* **REQUIREMENTS**
Return each line of the listing that contains the string "cubre".

* **Stored entries**
______
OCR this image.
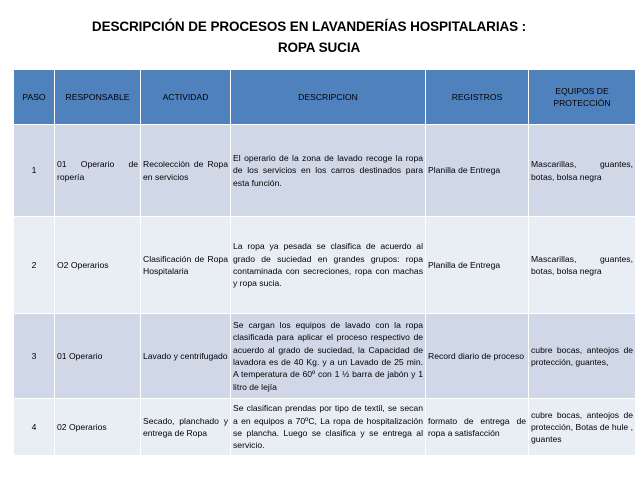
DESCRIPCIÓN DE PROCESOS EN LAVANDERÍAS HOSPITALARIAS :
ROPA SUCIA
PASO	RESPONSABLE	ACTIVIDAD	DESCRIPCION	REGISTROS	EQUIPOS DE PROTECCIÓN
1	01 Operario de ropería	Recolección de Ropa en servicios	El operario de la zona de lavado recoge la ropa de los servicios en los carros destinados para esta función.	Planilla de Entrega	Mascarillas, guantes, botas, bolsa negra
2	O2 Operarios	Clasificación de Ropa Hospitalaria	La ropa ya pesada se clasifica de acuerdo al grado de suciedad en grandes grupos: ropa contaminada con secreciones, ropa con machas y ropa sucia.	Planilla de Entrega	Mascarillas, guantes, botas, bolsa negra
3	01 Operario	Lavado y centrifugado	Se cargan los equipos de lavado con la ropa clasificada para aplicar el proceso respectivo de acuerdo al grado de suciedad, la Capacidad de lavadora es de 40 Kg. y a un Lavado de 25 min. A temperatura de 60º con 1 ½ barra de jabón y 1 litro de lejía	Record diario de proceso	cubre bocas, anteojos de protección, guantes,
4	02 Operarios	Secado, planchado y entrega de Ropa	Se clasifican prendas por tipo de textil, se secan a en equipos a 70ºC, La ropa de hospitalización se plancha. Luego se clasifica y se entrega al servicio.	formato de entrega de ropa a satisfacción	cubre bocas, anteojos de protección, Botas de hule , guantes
______
* **WRITTEN SOLUTION**
3	01 Operario	Lavado y centrifugado	Se cargan los equipos de lavado con la ropa clasificada para aplicar el proceso respectivo de acuerdo al grado de suciedad, la Capacidad de lavadora es de 40 Kg. y a un Lavado de 25 min. A temperatura de 60º con 1 ½ barra de jabón y 1 litro de lejía	Record diario de proceso	cubre bocas, anteojos de protección, guantes,
4	02 Operarios	Secado, planchado y entrega de Ropa	Se clasifican prendas por tipo de textil, se secan a en equipos a 70ºC, La ropa de hospitalización se plancha. Luego se clasifica y se entrega al servicio.	formato de entrega de ropa a satisfacción	cubre bocas, anteojos de protección, Botas de hule , guantes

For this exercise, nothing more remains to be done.